- _EXERCISE DIRECTIONS_: Hunt for the word "subtitle" across the entries below, copying each line that holds it.

Dataset records

**********

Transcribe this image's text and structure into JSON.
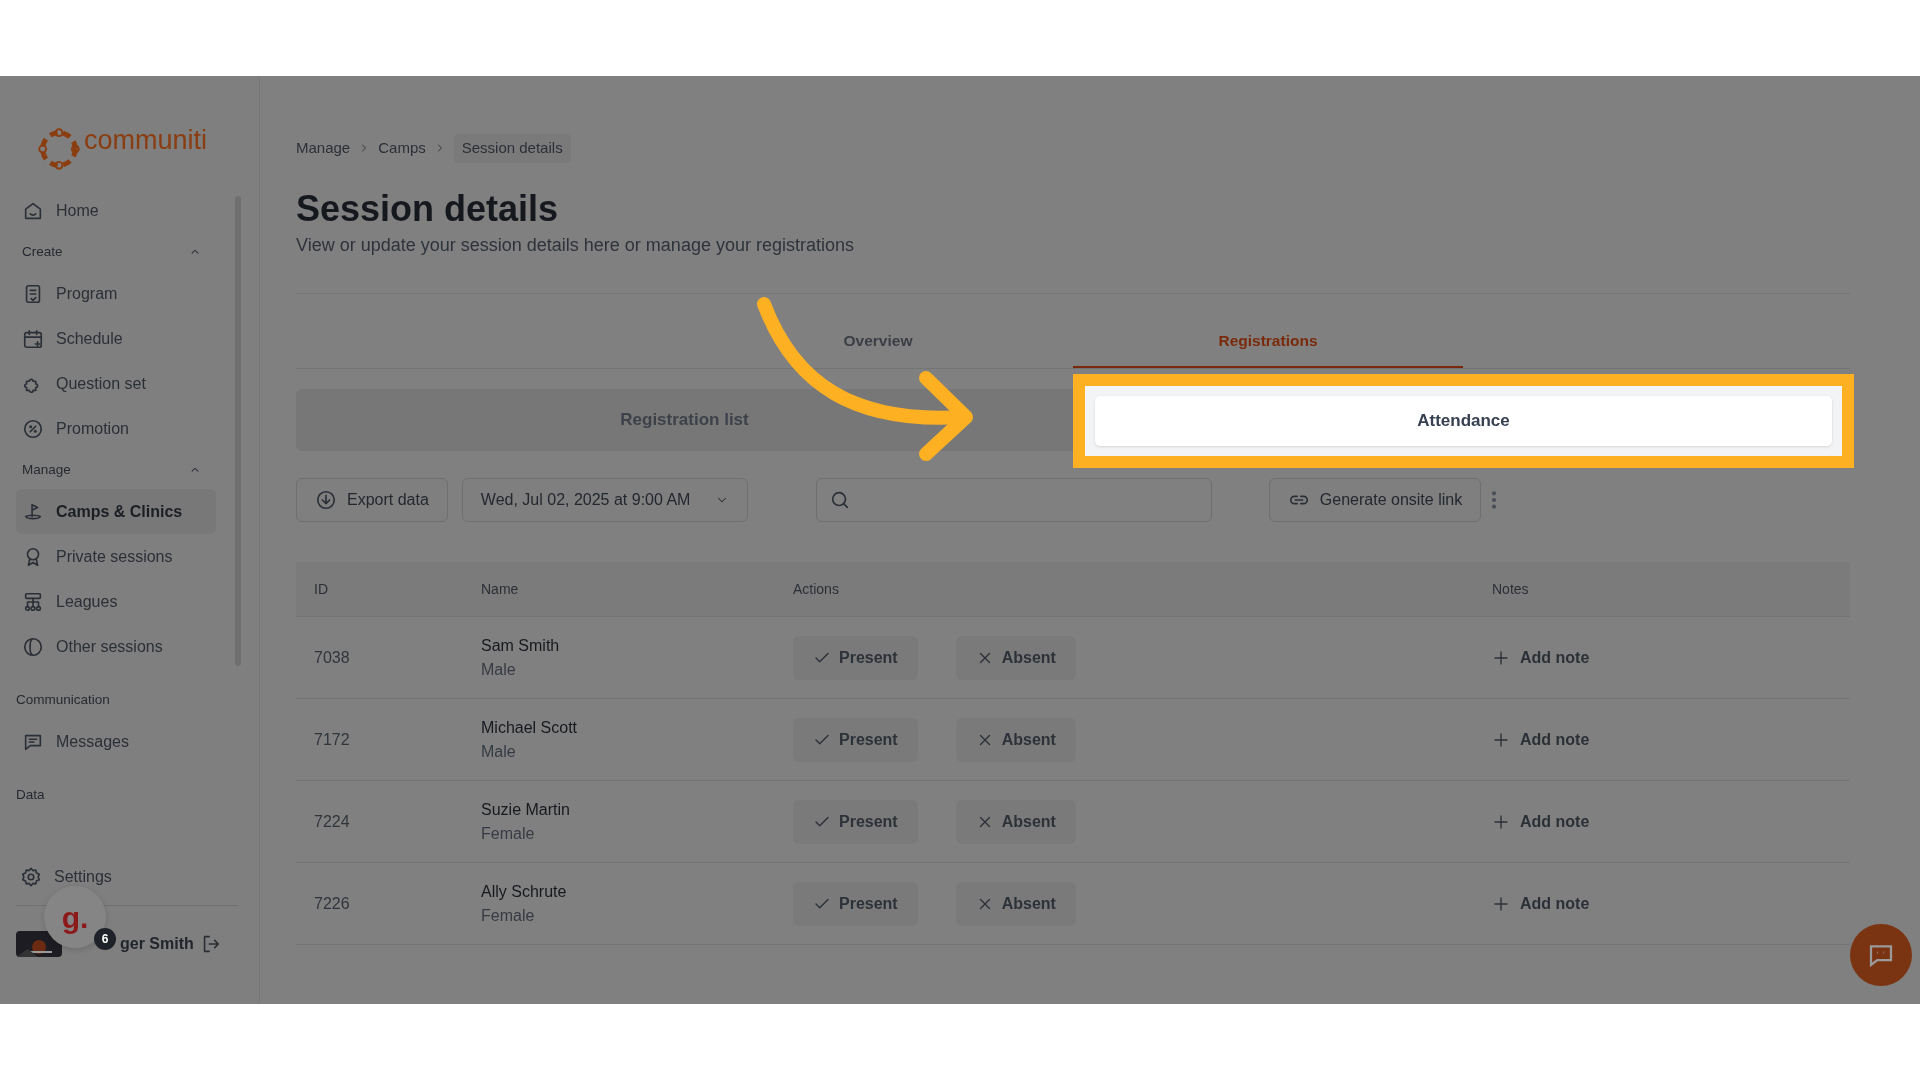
{
  "logo": {
    "text": "communiti"
  },
  "sidebar": {
    "items": [
      {
        "kind": "item",
        "label": "Home",
        "selected": false
      },
      {
        "kind": "group",
        "label": "Create",
        "expanded": true
      },
      {
        "kind": "item",
        "label": "Program",
        "selected": false
      },
      {
        "kind": "item",
        "label": "Schedule",
        "selected": false
      },
      {
        "kind": "item",
        "label": "Question set",
        "selected": false
      },
      {
        "kind": "item",
        "label": "Promotion",
        "selected": false
      },
      {
        "kind": "group",
        "label": "Manage",
        "expanded": true
      },
      {
        "kind": "item",
        "label": "Camps & Clinics",
        "selected": true
      },
      {
        "kind": "item",
        "label": "Private sessions",
        "selected": false
      },
      {
        "kind": "item",
        "label": "Leagues",
        "selected": false
      },
      {
        "kind": "item",
        "label": "Other sessions",
        "selected": false
      },
      {
        "kind": "heading",
        "label": "Communication"
      },
      {
        "kind": "item",
        "label": "Messages",
        "selected": false
      },
      {
        "kind": "heading",
        "label": "Data"
      }
    ],
    "settings": "Settings",
    "user": {
      "name": "ger Smith",
      "badge": "6",
      "widget": "g."
    }
  },
  "breadcrumb": [
    {
      "label": "Manage",
      "current": false
    },
    {
      "label": "Camps",
      "current": false
    },
    {
      "label": "Session details",
      "current": true
    }
  ],
  "page": {
    "title": "Session details",
    "subtitle": "View or update your session details here or manage your registrations"
  },
  "tabs": [
    {
      "label": "Overview",
      "selected": false
    },
    {
      "label": "Registrations",
      "selected": true
    }
  ],
  "segments": [
    {
      "label": "Registration list",
      "selected": false,
      "highlighted": false
    },
    {
      "label": "Attendance",
      "selected": true,
      "highlighted": true
    }
  ],
  "toolbar": {
    "export": "Export data",
    "date": "Wed, Jul 02, 2025 at 9:00 AM",
    "generate": "Generate onsite link"
  },
  "table": {
    "columns": [
      "ID",
      "Name",
      "Actions",
      "Notes"
    ],
    "rows": [
      {
        "id": "7038",
        "name": "Sam Smith",
        "gender": "Male",
        "present": "Present",
        "absent": "Absent",
        "note": "Add note"
      },
      {
        "id": "7172",
        "name": "Michael Scott",
        "gender": "Male",
        "present": "Present",
        "absent": "Absent",
        "note": "Add note"
      },
      {
        "id": "7224",
        "name": "Suzie Martin",
        "gender": "Female",
        "present": "Present",
        "absent": "Absent",
        "note": "Add note"
      },
      {
        "id": "7226",
        "name": "Ally Schrute",
        "gender": "Female",
        "present": "Present",
        "absent": "Absent",
        "note": "Add note"
      }
    ]
  }
}
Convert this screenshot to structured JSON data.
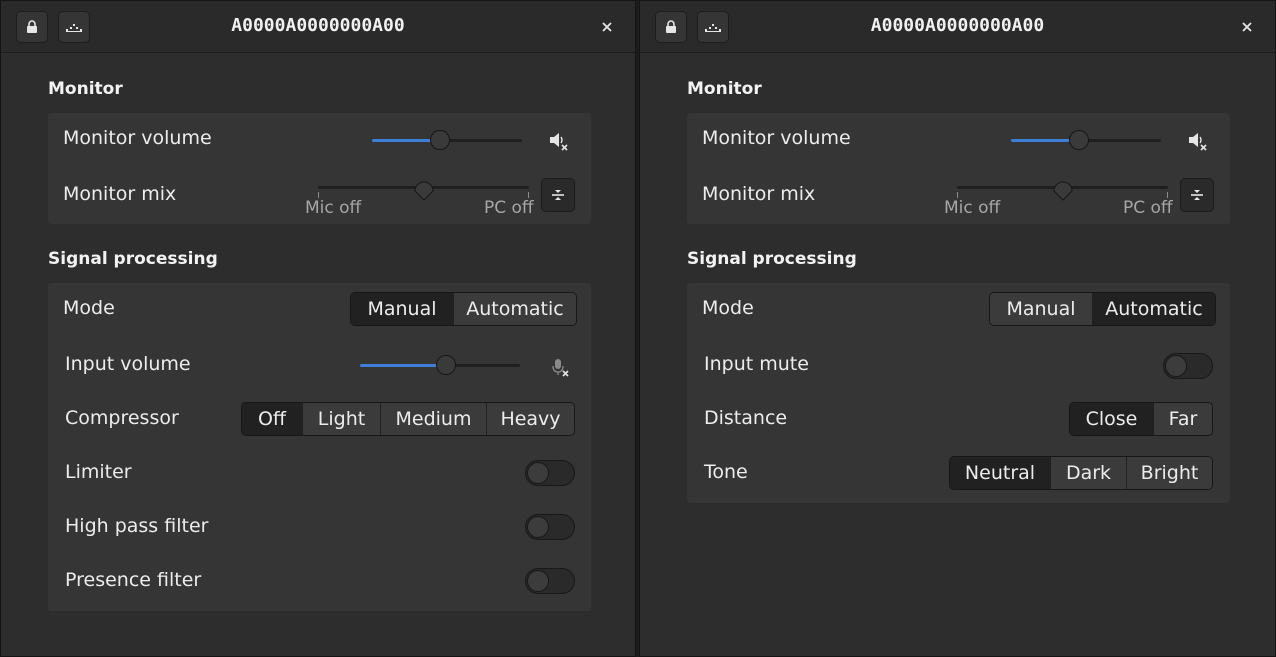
{
  "windows": [
    {
      "title": "A0000A0000000A00",
      "monitor": {
        "section_title": "Monitor",
        "volume_label": "Monitor volume",
        "volume_level": 0.45,
        "mix_label": "Monitor mix",
        "mix_level": 0.5,
        "mix_left": "Mic off",
        "mix_right": "PC off"
      },
      "signal": {
        "section_title": "Signal processing",
        "mode_label": "Mode",
        "mode_options": [
          "Manual",
          "Automatic"
        ],
        "mode_selected": "Manual",
        "input_volume_label": "Input volume",
        "input_volume_level": 0.54,
        "compressor_label": "Compressor",
        "compressor_options": [
          "Off",
          "Light",
          "Medium",
          "Heavy"
        ],
        "compressor_selected": "Off",
        "limiter_label": "Limiter",
        "limiter_on": false,
        "hpf_label": "High pass filter",
        "hpf_on": false,
        "presence_label": "Presence filter",
        "presence_on": false
      }
    },
    {
      "title": "A0000A0000000A00",
      "monitor": {
        "section_title": "Monitor",
        "volume_label": "Monitor volume",
        "volume_level": 0.45,
        "mix_label": "Monitor mix",
        "mix_level": 0.5,
        "mix_left": "Mic off",
        "mix_right": "PC off"
      },
      "signal": {
        "section_title": "Signal processing",
        "mode_label": "Mode",
        "mode_options": [
          "Manual",
          "Automatic"
        ],
        "mode_selected": "Automatic",
        "input_mute_label": "Input mute",
        "input_mute_on": false,
        "distance_label": "Distance",
        "distance_options": [
          "Close",
          "Far"
        ],
        "distance_selected": "Close",
        "tone_label": "Tone",
        "tone_options": [
          "Neutral",
          "Dark",
          "Bright"
        ],
        "tone_selected": "Neutral"
      }
    }
  ],
  "icons": {
    "lock": "lock-icon",
    "eq": "equalizer-icon",
    "close": "close-icon",
    "speaker": "speaker-muted-icon",
    "mic": "microphone-muted-icon",
    "mix": "mix-icon"
  },
  "colors": {
    "accent": "#3d7fd6",
    "window_bg": "#2d2d2d",
    "card_bg": "#353535"
  }
}
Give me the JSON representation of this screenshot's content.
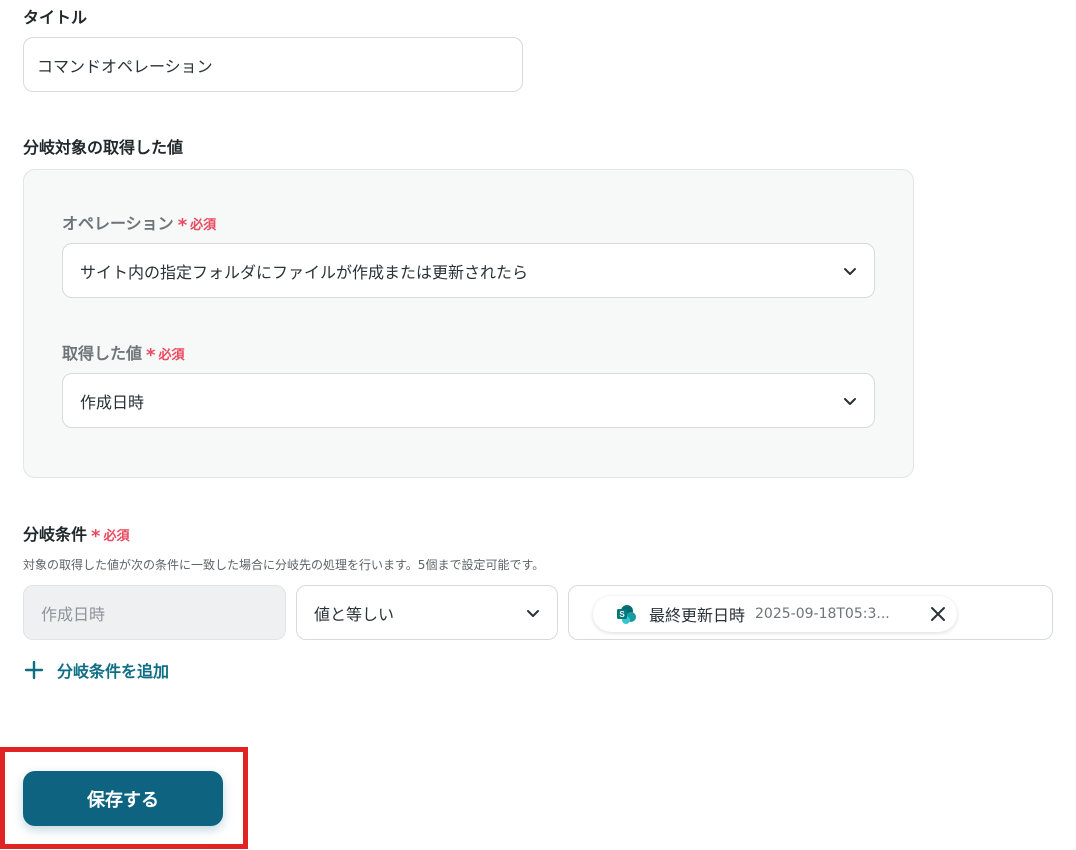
{
  "title_section": {
    "label": "タイトル",
    "value": "コマンドオペレーション"
  },
  "branch_target": {
    "label": "分岐対象の取得した値",
    "operation": {
      "label": "オペレーション",
      "required": "必須",
      "value": "サイト内の指定フォルダにファイルが作成または更新されたら"
    },
    "acquired_value": {
      "label": "取得した値",
      "required": "必須",
      "value": "作成日時"
    }
  },
  "branch_condition": {
    "label": "分岐条件",
    "required": "必須",
    "helper": "対象の取得した値が次の条件に一致した場合に分岐先の処理を行います。5個まで設定可能です。",
    "field": "作成日時",
    "operator": "値と等しい",
    "chip": {
      "icon": "sharepoint-icon",
      "name": "最終更新日時",
      "value": "2025-09-18T05:3..."
    },
    "add_label": "分岐条件を追加"
  },
  "save_button": {
    "label": "保存する"
  },
  "colors": {
    "accent": "#0e6480",
    "link": "#0e6e84",
    "required": "#e84a5f",
    "highlight": "#e02424"
  }
}
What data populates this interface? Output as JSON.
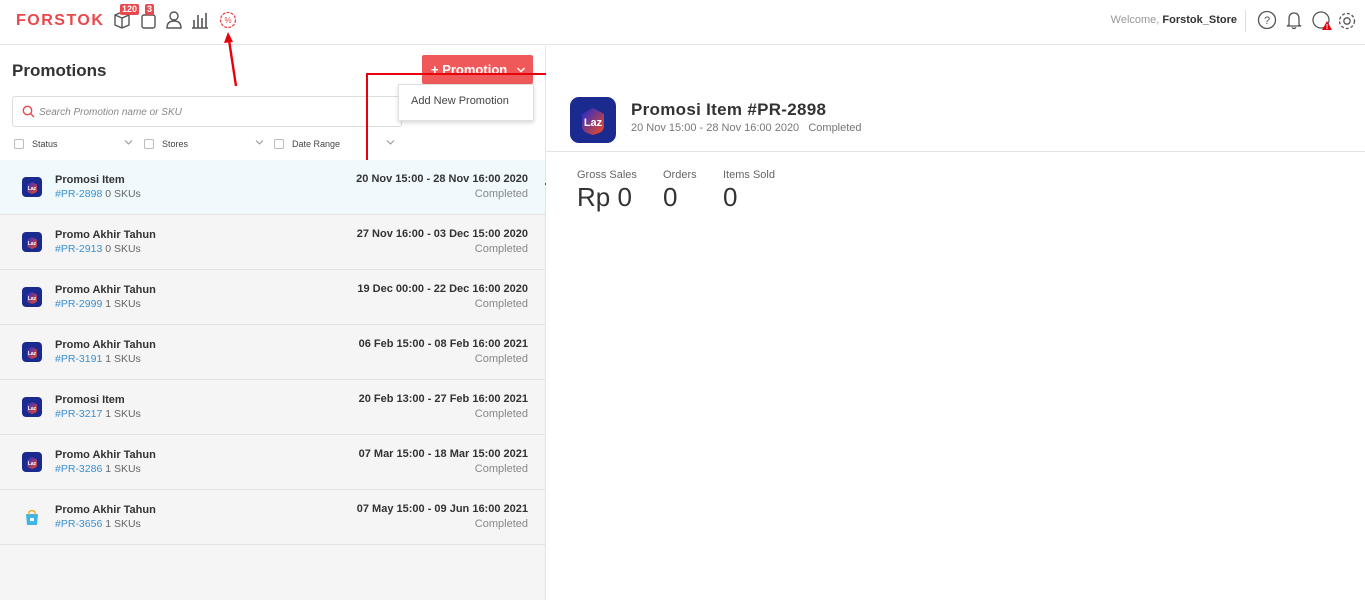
{
  "app": {
    "logo": "FORSTOK",
    "badges": {
      "orders": "120",
      "packages": "3"
    },
    "welcome_prefix": "Welcome, ",
    "user": "Forstok_Store",
    "icons": [
      "box-icon",
      "package-icon",
      "user-icon",
      "bar-chart-icon",
      "promotion-icon",
      "help-icon",
      "bell-icon",
      "alert-icon",
      "gear-icon"
    ]
  },
  "left": {
    "title": "Promotions",
    "promo_button": "+ Promotion",
    "dropdown_item": "Add New Promotion",
    "search_placeholder": "Search Promotion name or SKU",
    "filters": {
      "status": "Status",
      "stores": "Stores",
      "date_range": "Date Range"
    }
  },
  "promotions": [
    {
      "name": "Promosi Item",
      "id": "#PR-2898",
      "skus": "0 SKUs",
      "dates": "20 Nov 15:00 - 28 Nov 16:00 2020",
      "status": "Completed",
      "store": "lazada"
    },
    {
      "name": "Promo Akhir Tahun",
      "id": "#PR-2913",
      "skus": "0 SKUs",
      "dates": "27 Nov 16:00 - 03 Dec 15:00 2020",
      "status": "Completed",
      "store": "lazada"
    },
    {
      "name": "Promo Akhir Tahun",
      "id": "#PR-2999",
      "skus": "1 SKUs",
      "dates": "19 Dec 00:00 - 22 Dec 16:00 2020",
      "status": "Completed",
      "store": "lazada"
    },
    {
      "name": "Promo Akhir Tahun",
      "id": "#PR-3191",
      "skus": "1 SKUs",
      "dates": "06 Feb 15:00 - 08 Feb 16:00 2021",
      "status": "Completed",
      "store": "lazada"
    },
    {
      "name": "Promosi Item",
      "id": "#PR-3217",
      "skus": "1 SKUs",
      "dates": "20 Feb 13:00 - 27 Feb 16:00 2021",
      "status": "Completed",
      "store": "lazada"
    },
    {
      "name": "Promo Akhir Tahun",
      "id": "#PR-3286",
      "skus": "1 SKUs",
      "dates": "07 Mar 15:00 - 18 Mar 15:00 2021",
      "status": "Completed",
      "store": "lazada"
    },
    {
      "name": "Promo Akhir Tahun",
      "id": "#PR-3656",
      "skus": "1 SKUs",
      "dates": "07 May 15:00 - 09 Jun 16:00 2021",
      "status": "Completed",
      "store": "shopping-bag"
    }
  ],
  "detail": {
    "title": "Promosi Item #PR-2898",
    "subtitle": "20 Nov 15:00 - 28 Nov 16:00 2020   Completed",
    "stats": [
      {
        "label": "Gross Sales",
        "value": "Rp 0"
      },
      {
        "label": "Orders",
        "value": "0"
      },
      {
        "label": "Items Sold",
        "value": "0"
      }
    ]
  },
  "colors": {
    "brand": "#e8484b",
    "button": "#f0595a",
    "link": "#3a8fd0",
    "highlight": "#e8000b",
    "lazada_start": "#1b2bd6",
    "lazada_end": "#f74a1a"
  }
}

**********

- _RESULT_:
    "subtitle": "View or update your session details here or manage your registrations"
    "subtitle": "20 Nov 15:00 - 28 Nov 16:00 2020   Completed",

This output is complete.